• _Task to complete_:
Each line below should be reproduced without any alteration.

• _Records for this task_:
◇ ◇ ◇

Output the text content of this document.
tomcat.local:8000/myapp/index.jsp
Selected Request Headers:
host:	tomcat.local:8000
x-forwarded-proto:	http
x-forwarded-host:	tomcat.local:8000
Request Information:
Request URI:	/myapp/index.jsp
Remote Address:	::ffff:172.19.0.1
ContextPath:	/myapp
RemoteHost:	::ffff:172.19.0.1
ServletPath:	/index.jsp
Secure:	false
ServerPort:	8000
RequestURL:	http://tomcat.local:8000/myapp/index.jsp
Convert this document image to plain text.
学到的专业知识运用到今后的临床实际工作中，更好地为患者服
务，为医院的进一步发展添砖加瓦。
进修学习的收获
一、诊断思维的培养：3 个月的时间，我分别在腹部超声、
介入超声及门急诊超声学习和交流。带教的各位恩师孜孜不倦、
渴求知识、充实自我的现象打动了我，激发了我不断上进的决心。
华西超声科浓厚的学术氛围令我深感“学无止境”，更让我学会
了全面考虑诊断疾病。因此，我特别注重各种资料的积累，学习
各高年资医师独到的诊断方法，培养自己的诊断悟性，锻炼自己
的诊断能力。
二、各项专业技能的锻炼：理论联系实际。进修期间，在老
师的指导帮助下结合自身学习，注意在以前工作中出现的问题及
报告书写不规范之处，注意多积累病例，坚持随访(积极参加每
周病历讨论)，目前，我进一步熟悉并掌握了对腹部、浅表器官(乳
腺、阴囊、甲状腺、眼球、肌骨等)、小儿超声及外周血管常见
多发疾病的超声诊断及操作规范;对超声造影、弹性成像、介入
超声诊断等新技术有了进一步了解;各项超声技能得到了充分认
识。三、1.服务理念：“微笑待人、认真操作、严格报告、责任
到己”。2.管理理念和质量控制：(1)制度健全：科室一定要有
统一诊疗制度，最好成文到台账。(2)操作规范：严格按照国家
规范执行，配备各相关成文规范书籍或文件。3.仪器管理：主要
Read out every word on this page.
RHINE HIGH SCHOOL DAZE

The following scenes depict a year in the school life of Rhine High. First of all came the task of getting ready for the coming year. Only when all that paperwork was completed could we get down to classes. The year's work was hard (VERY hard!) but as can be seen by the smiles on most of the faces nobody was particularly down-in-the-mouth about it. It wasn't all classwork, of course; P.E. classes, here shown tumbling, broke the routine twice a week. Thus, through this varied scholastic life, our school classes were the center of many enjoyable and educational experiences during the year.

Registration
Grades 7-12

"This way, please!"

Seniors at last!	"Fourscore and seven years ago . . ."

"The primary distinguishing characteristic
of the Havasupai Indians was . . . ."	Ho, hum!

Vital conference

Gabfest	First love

◇ ◇ ◇

• _Written response_:
Output the text content of this document.
tomcat.local:8000/myapp/index.jsp
Selected Request Headers:
host:	tomcat.local:8000
x-forwarded-proto:	http
x-forwarded-host:	tomcat.local:8000
Request Information:
Request URI:	/myapp/index.jsp
Remote Address:	::ffff:172.19.0.1
ContextPath:	/myapp
RemoteHost:	::ffff:172.19.0.1
ServletPath:	/index.jsp
Secure:	false
ServerPort:	8000
RequestURL:	http://tomcat.local:8000/myapp/index.jsp
Convert this document image to plain text.
学到的专业知识运用到今后的临床实际工作中，更好地为患者服
务，为医院的进一步发展添砖加瓦。
进修学习的收获
一、诊断思维的培养：3 个月的时间，我分别在腹部超声、
介入超声及门急诊超声学习和交流。带教的各位恩师孜孜不倦、
渴求知识、充实自我的现象打动了我，激发了我不断上进的决心。
华西超声科浓厚的学术氛围令我深感“学无止境”，更让我学会
了全面考虑诊断疾病。因此，我特别注重各种资料的积累，学习
各高年资医师独到的诊断方法，培养自己的诊断悟性，锻炼自己
的诊断能力。
二、各项专业技能的锻炼：理论联系实际。进修期间，在老
师的指导帮助下结合自身学习，注意在以前工作中出现的问题及
报告书写不规范之处，注意多积累病例，坚持随访(积极参加每
周病历讨论)，目前，我进一步熟悉并掌握了对腹部、浅表器官(乳
腺、阴囊、甲状腺、眼球、肌骨等)、小儿超声及外周血管常见
多发疾病的超声诊断及操作规范;对超声造影、弹性成像、介入
超声诊断等新技术有了进一步了解;各项超声技能得到了充分认
识。三、1.服务理念：“微笑待人、认真操作、严格报告、责任
到己”。2.管理理念和质量控制：(1)制度健全：科室一定要有
统一诊疗制度，最好成文到台账。(2)操作规范：严格按照国家
规范执行，配备各相关成文规范书籍或文件。3.仪器管理：主要
Read out every word on this page.
RHINE HIGH SCHOOL DAZE

The following scenes depict a year in the school life of Rhine High. First of all came the task of getting ready for the coming year. Only when all that paperwork was completed could we get down to classes. The year's work was hard (VERY hard!) but as can be seen by the smiles on most of the faces nobody was particularly down-in-the-mouth about it. It wasn't all classwork, of course; P.E. classes, here shown tumbling, broke the routine twice a week. Thus, through this varied scholastic life, our school classes were the center of many enjoyable and educational experiences during the year.

Registration
Grades 7-12

"This way, please!"

Seniors at last!	"Fourscore and seven years ago . . ."

"The primary distinguishing characteristic
of the Havasupai Indians was . . . ."	Ho, hum!

Vital conference

Gabfest	First love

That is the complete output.